Given exercise => Which lines contain the word "Second"? Return each of them as written.

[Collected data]
begin
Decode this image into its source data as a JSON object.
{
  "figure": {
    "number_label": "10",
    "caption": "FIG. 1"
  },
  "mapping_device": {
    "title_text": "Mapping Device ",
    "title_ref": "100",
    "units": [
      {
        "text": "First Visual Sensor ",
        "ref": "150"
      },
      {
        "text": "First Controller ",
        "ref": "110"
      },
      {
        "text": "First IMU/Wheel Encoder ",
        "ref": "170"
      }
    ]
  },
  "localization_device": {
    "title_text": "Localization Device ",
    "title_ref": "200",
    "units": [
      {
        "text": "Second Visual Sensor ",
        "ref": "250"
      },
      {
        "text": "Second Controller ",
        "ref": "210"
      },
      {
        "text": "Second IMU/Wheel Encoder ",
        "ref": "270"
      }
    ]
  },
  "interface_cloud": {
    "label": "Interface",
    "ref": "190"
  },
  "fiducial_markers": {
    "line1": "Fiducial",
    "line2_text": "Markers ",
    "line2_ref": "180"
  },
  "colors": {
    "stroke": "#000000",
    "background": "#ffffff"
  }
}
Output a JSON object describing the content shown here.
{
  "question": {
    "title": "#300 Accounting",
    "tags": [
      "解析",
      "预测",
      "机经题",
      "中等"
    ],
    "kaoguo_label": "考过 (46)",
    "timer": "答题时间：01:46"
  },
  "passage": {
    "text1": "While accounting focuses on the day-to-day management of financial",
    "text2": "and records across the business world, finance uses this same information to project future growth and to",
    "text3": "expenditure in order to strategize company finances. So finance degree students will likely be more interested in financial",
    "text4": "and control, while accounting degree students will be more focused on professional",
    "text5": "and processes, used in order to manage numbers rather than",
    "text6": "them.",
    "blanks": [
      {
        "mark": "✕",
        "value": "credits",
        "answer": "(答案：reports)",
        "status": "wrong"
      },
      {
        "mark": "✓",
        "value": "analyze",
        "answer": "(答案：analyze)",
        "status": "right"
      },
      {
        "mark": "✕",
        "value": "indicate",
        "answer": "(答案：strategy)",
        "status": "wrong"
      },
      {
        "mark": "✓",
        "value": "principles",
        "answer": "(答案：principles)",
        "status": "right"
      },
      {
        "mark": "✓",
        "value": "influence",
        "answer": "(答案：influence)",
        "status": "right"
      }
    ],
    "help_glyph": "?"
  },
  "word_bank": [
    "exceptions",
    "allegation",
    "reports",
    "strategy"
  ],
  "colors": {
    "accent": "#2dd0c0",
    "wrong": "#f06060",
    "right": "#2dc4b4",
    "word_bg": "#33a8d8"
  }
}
end
Task output =>
        "text": "Second Visual Sensor ",
        "text": "Second Controller ",
        "text": "Second IMU/Wheel Encoder ",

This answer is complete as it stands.